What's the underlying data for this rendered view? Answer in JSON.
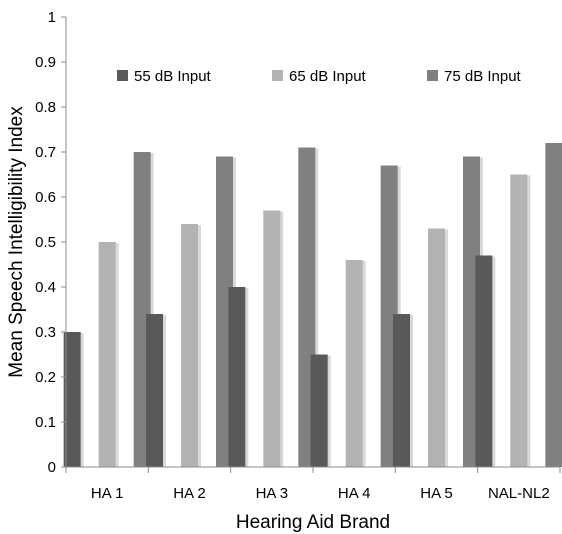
{
  "chart_data": {
    "type": "bar",
    "title": "",
    "xlabel": "Hearing Aid Brand",
    "ylabel": "Mean Speech Intelligibility Index",
    "ylim": [
      0,
      1
    ],
    "yticks": [
      "0",
      "0.1",
      "0.2",
      "0.3",
      "0.4",
      "0.5",
      "0.6",
      "0.7",
      "0.8",
      "0.9",
      "1"
    ],
    "grid": false,
    "legend_position": "top",
    "categories": [
      "HA 1",
      "HA 2",
      "HA 3",
      "HA 4",
      "HA 5",
      "NAL-NL2"
    ],
    "series": [
      {
        "name": "55 dB Input",
        "color": "#595959",
        "values": [
          0.3,
          0.34,
          0.4,
          0.25,
          0.34,
          0.47
        ]
      },
      {
        "name": "65 dB Input",
        "color": "#b3b3b3",
        "values": [
          0.5,
          0.54,
          0.57,
          0.46,
          0.53,
          0.65
        ]
      },
      {
        "name": "75 dB Input",
        "color": "#808080",
        "values": [
          0.7,
          0.69,
          0.71,
          0.67,
          0.69,
          0.72
        ]
      }
    ]
  }
}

**Your instructions**
Copy the records exactly. Skip the pictures.

**Task result**
What's the underlying data for this rendered view? Answer in JSON.
{
  "chart_data": {
    "type": "bar",
    "title": "",
    "xlabel": "Hearing Aid Brand",
    "ylabel": "Mean Speech Intelligibility Index",
    "ylim": [
      0,
      1
    ],
    "yticks": [
      "0",
      "0.1",
      "0.2",
      "0.3",
      "0.4",
      "0.5",
      "0.6",
      "0.7",
      "0.8",
      "0.9",
      "1"
    ],
    "grid": false,
    "legend_position": "top",
    "categories": [
      "HA 1",
      "HA 2",
      "HA 3",
      "HA 4",
      "HA 5",
      "NAL-NL2"
    ],
    "series": [
      {
        "name": "55 dB Input",
        "color": "#595959",
        "values": [
          0.3,
          0.34,
          0.4,
          0.25,
          0.34,
          0.47
        ]
      },
      {
        "name": "65 dB Input",
        "color": "#b3b3b3",
        "values": [
          0.5,
          0.54,
          0.57,
          0.46,
          0.53,
          0.65
        ]
      },
      {
        "name": "75 dB Input",
        "color": "#808080",
        "values": [
          0.7,
          0.69,
          0.71,
          0.67,
          0.69,
          0.72
        ]
      }
    ]
  }
}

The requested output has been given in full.